| DATA SECTION |
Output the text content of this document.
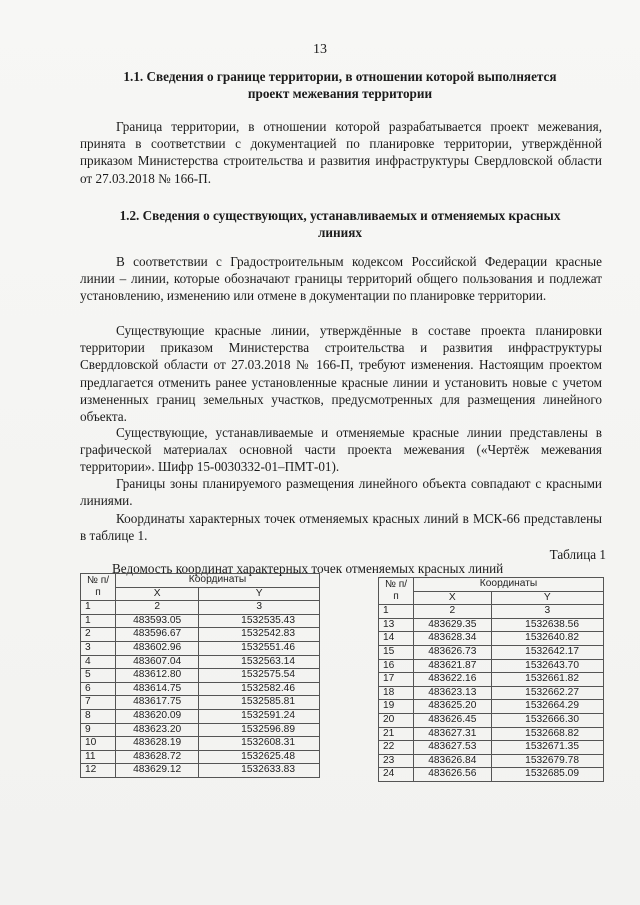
13
1.1. Сведения о границе территории, в отношении которой выполняется
проект межевания территории

Граница территории, в отношении которой разрабатывается проект межевания, принята в соответствии с документацией по планировке территории, утверждённой приказом Министерства строительства и развития инфраструктуры Свердловской области от 27.03.2018 № 166-П.

1.2. Сведения о существующих, устанавливаемых и отменяемых красных
линиях

В соответствии с Градостроительным кодексом Российской Федерации красные линии – линии, которые обозначают границы территорий общего пользования и подлежат установлению, изменению или отмене в документации по планировке территории.

Существующие красные линии, утверждённые в составе проекта планировки территории приказом Министерства строительства и развития инфраструктуры Свердловской области от 27.03.2018 № 166-П, требуют изменения. Настоящим проектом предлагается отменить ранее установленные красные линии и установить новые с учетом измененных границ земельных участков, предусмотренных для размещения линейного объекта.

Существующие, устанавливаемые и отменяемые красные линии представлены в графической материалах основной части проекта межевания («Чертёж межевания территории». Шифр 15-0030332-01–ПМТ-01).

Границы зоны планируемого размещения линейного объекта совпадают с красными линиями.

Координаты характерных точек отменяемых красных линий в МСК-66 представлены в таблице 1.

Таблица 1
Ведомость координат характерных точек отменяемых красных линий
№ п/п	Координаты	
	X	Y
1	2	3
1	483593.05	1532535.43
2	483596.67	1532542.83
3	483602.96	1532551.46
4	483607.04	1532563.14
5	483612.80	1532575.54
6	483614.75	1532582.46
7	483617.75	1532585.81
8	483620.09	1532591.24
9	483623.20	1532596.89
10	483628.19	1532608.31
11	483628.72	1532625.48
12	483629.12	1532633.83
№ п/п	Координаты	
	X	Y
1	2	3
13	483629.35	1532638.56
14	483628.34	1532640.82
15	483626.73	1532642.17
16	483621.87	1532643.70
17	483622.16	1532661.82
18	483623.13	1532662.27
19	483625.20	1532664.29
20	483626.45	1532666.30
21	483627.31	1532668.82
22	483627.53	1532671.35
23	483626.84	1532679.78
24	483626.56	1532685.09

| THE EXERCISE |
Every line that holds the string "точек" should be returned.

| ANSWER IN FULL |
Координаты характерных точек отменяемых красных линий в МСК-66 представлены в таблице 1.
Ведомость координат характерных точек отменяемых красных линий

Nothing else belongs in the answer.